Data items

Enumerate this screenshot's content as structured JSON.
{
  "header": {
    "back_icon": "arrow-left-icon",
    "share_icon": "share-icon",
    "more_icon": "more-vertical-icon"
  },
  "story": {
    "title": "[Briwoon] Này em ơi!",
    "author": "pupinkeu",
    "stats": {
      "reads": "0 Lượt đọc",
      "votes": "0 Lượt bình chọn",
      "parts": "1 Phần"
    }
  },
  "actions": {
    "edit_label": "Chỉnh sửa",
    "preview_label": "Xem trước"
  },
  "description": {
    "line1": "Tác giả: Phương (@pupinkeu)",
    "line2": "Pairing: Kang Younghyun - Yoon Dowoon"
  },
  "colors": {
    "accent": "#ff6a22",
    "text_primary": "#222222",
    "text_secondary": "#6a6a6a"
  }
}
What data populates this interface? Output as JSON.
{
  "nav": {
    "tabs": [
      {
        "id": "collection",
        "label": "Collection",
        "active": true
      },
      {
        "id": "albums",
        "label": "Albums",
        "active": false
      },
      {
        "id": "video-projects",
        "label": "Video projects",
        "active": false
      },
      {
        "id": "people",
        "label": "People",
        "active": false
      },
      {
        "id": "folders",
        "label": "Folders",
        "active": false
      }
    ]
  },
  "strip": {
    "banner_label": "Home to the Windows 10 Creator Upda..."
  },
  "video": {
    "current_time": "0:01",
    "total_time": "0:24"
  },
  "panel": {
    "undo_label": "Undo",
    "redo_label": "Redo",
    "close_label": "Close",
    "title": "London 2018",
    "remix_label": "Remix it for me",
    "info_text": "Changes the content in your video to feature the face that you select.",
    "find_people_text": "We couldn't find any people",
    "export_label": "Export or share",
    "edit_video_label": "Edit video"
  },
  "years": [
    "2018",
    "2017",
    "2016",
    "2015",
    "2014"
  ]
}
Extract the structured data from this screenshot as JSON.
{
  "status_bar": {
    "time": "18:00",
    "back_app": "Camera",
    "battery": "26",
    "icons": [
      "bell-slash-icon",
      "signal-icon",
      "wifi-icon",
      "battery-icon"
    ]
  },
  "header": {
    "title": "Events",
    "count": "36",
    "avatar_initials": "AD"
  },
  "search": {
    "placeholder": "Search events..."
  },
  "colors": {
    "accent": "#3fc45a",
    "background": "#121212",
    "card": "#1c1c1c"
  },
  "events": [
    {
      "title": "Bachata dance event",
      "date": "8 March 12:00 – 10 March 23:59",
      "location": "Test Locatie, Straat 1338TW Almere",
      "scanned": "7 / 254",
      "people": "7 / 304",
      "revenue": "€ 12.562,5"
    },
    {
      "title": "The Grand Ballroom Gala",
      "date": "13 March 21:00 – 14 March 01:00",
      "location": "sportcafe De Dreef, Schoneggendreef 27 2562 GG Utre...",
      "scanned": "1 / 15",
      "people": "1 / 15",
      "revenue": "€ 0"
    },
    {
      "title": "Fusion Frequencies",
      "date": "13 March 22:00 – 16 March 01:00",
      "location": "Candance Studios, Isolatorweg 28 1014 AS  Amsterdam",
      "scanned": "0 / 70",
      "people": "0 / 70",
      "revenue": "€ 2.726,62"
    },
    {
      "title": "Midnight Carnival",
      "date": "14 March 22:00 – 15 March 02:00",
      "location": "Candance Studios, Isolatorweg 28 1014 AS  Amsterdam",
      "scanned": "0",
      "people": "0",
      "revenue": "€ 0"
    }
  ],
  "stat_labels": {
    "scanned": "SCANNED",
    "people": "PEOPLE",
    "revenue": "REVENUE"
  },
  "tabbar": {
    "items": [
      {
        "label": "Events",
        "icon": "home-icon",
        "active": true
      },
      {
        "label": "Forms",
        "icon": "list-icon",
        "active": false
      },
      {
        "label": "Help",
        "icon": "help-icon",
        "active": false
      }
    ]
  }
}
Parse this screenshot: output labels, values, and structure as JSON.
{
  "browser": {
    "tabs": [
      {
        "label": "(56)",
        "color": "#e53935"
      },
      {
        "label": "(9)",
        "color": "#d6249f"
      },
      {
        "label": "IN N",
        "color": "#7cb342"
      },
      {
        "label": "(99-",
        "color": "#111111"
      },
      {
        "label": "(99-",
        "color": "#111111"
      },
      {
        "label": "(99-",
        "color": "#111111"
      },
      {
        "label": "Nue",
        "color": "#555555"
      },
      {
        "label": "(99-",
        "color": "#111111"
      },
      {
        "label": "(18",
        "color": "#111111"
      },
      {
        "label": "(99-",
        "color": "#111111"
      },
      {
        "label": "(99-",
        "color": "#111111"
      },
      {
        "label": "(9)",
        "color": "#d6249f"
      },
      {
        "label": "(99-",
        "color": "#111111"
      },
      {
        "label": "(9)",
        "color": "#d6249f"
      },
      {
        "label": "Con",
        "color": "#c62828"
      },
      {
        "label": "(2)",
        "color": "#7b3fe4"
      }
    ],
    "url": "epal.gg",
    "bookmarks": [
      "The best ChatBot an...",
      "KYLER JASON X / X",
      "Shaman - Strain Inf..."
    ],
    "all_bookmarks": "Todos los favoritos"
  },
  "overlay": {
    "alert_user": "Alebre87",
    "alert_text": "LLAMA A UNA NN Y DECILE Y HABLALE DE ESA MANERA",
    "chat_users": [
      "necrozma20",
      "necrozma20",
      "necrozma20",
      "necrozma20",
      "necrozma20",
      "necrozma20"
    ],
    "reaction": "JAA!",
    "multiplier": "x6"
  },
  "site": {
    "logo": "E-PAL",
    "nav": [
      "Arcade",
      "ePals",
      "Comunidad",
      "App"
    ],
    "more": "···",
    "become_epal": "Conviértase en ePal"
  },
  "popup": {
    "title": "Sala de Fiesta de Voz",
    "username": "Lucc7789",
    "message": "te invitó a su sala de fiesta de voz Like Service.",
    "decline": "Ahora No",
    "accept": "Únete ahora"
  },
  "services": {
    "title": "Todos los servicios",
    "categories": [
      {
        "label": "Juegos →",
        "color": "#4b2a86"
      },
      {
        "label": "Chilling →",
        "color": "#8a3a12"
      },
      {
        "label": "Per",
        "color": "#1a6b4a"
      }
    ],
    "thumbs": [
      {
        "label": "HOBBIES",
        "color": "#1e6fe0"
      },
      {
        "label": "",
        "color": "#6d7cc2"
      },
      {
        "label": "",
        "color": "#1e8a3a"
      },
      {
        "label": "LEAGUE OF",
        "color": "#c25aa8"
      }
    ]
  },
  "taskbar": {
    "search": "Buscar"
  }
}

#### The exercise:
Print out every record again, exactly and in full.

#### Finished answer:
Enumerate this screenshot's content as structured JSON.
{
  "header": {
    "back_icon": "arrow-left-icon",
    "share_icon": "share-icon",
    "more_icon": "more-vertical-icon"
  },
  "story": {
    "title": "[Briwoon] Này em ơi!",
    "author": "pupinkeu",
    "stats": {
      "reads": "0 Lượt đọc",
      "votes": "0 Lượt bình chọn",
      "parts": "1 Phần"
    }
  },
  "actions": {
    "edit_label": "Chỉnh sửa",
    "preview_label": "Xem trước"
  },
  "description": {
    "line1": "Tác giả: Phương (@pupinkeu)",
    "line2": "Pairing: Kang Younghyun - Yoon Dowoon"
  },
  "colors": {
    "accent": "#ff6a22",
    "text_primary": "#222222",
    "text_secondary": "#6a6a6a"
  }
}
What data populates this interface? Output as JSON.
{
  "nav": {
    "tabs": [
      {
        "id": "collection",
        "label": "Collection",
        "active": true
      },
      {
        "id": "albums",
        "label": "Albums",
        "active": false
      },
      {
        "id": "video-projects",
        "label": "Video projects",
        "active": false
      },
      {
        "id": "people",
        "label": "People",
        "active": false
      },
      {
        "id": "folders",
        "label": "Folders",
        "active": false
      }
    ]
  },
  "strip": {
    "banner_label": "Home to the Windows 10 Creator Upda..."
  },
  "video": {
    "current_time": "0:01",
    "total_time": "0:24"
  },
  "panel": {
    "undo_label": "Undo",
    "redo_label": "Redo",
    "close_label": "Close",
    "title": "London 2018",
    "remix_label": "Remix it for me",
    "info_text": "Changes the content in your video to feature the face that you select.",
    "find_people_text": "We couldn't find any people",
    "export_label": "Export or share",
    "edit_video_label": "Edit video"
  },
  "years": [
    "2018",
    "2017",
    "2016",
    "2015",
    "2014"
  ]
}
Extract the structured data from this screenshot as JSON.
{
  "status_bar": {
    "time": "18:00",
    "back_app": "Camera",
    "battery": "26",
    "icons": [
      "bell-slash-icon",
      "signal-icon",
      "wifi-icon",
      "battery-icon"
    ]
  },
  "header": {
    "title": "Events",
    "count": "36",
    "avatar_initials": "AD"
  },
  "search": {
    "placeholder": "Search events..."
  },
  "colors": {
    "accent": "#3fc45a",
    "background": "#121212",
    "card": "#1c1c1c"
  },
  "events": [
    {
      "title": "Bachata dance event",
      "date": "8 March 12:00 – 10 March 23:59",
      "location": "Test Locatie, Straat 1338TW Almere",
      "scanned": "7 / 254",
      "people": "7 / 304",
      "revenue": "€ 12.562,5"
    },
    {
      "title": "The Grand Ballroom Gala",
      "date": "13 March 21:00 – 14 March 01:00",
      "location": "sportcafe De Dreef, Schoneggendreef 27 2562 GG Utre...",
      "scanned": "1 / 15",
      "people": "1 / 15",
      "revenue": "€ 0"
    },
    {
      "title": "Fusion Frequencies",
      "date": "13 March 22:00 – 16 March 01:00",
      "location": "Candance Studios, Isolatorweg 28 1014 AS  Amsterdam",
      "scanned": "0 / 70",
      "people": "0 / 70",
      "revenue": "€ 2.726,62"
    },
    {
      "title": "Midnight Carnival",
      "date": "14 March 22:00 – 15 March 02:00",
      "location": "Candance Studios, Isolatorweg 28 1014 AS  Amsterdam",
      "scanned": "0",
      "people": "0",
      "revenue": "€ 0"
    }
  ],
  "stat_labels": {
    "scanned": "SCANNED",
    "people": "PEOPLE",
    "revenue": "REVENUE"
  },
  "tabbar": {
    "items": [
      {
        "label": "Events",
        "icon": "home-icon",
        "active": true
      },
      {
        "label": "Forms",
        "icon": "list-icon",
        "active": false
      },
      {
        "label": "Help",
        "icon": "help-icon",
        "active": false
      }
    ]
  }
}
Parse this screenshot: output labels, values, and structure as JSON.
{
  "browser": {
    "tabs": [
      {
        "label": "(56)",
        "color": "#e53935"
      },
      {
        "label": "(9)",
        "color": "#d6249f"
      },
      {
        "label": "IN N",
        "color": "#7cb342"
      },
      {
        "label": "(99-",
        "color": "#111111"
      },
      {
        "label": "(99-",
        "color": "#111111"
      },
      {
        "label": "(99-",
        "color": "#111111"
      },
      {
        "label": "Nue",
        "color": "#555555"
      },
      {
        "label": "(99-",
        "color": "#111111"
      },
      {
        "label": "(18",
        "color": "#111111"
      },
      {
        "label": "(99-",
        "color": "#111111"
      },
      {
        "label": "(99-",
        "color": "#111111"
      },
      {
        "label": "(9)",
        "color": "#d6249f"
      },
      {
        "label": "(99-",
        "color": "#111111"
      },
      {
        "label": "(9)",
        "color": "#d6249f"
      },
      {
        "label": "Con",
        "color": "#c62828"
      },
      {
        "label": "(2)",
        "color": "#7b3fe4"
      }
    ],
    "url": "epal.gg",
    "bookmarks": [
      "The best ChatBot an...",
      "KYLER JASON X / X",
      "Shaman - Strain Inf..."
    ],
    "all_bookmarks": "Todos los favoritos"
  },
  "overlay": {
    "alert_user": "Alebre87",
    "alert_text": "LLAMA A UNA NN Y DECILE Y HABLALE DE ESA MANERA",
    "chat_users": [
      "necrozma20",
      "necrozma20",
      "necrozma20",
      "necrozma20",
      "necrozma20",
      "necrozma20"
    ],
    "reaction": "JAA!",
    "multiplier": "x6"
  },
  "site": {
    "logo": "E-PAL",
    "nav": [
      "Arcade",
      "ePals",
      "Comunidad",
      "App"
    ],
    "more": "···",
    "become_epal": "Conviértase en ePal"
  },
  "popup": {
    "title": "Sala de Fiesta de Voz",
    "username": "Lucc7789",
    "message": "te invitó a su sala de fiesta de voz Like Service.",
    "decline": "Ahora No",
    "accept": "Únete ahora"
  },
  "services": {
    "title": "Todos los servicios",
    "categories": [
      {
        "label": "Juegos →",
        "color": "#4b2a86"
      },
      {
        "label": "Chilling →",
        "color": "#8a3a12"
      },
      {
        "label": "Per",
        "color": "#1a6b4a"
      }
    ],
    "thumbs": [
      {
        "label": "HOBBIES",
        "color": "#1e6fe0"
      },
      {
        "label": "",
        "color": "#6d7cc2"
      },
      {
        "label": "",
        "color": "#1e8a3a"
      },
      {
        "label": "LEAGUE OF",
        "color": "#c25aa8"
      }
    ]
  },
  "taskbar": {
    "search": "Buscar"
  }
}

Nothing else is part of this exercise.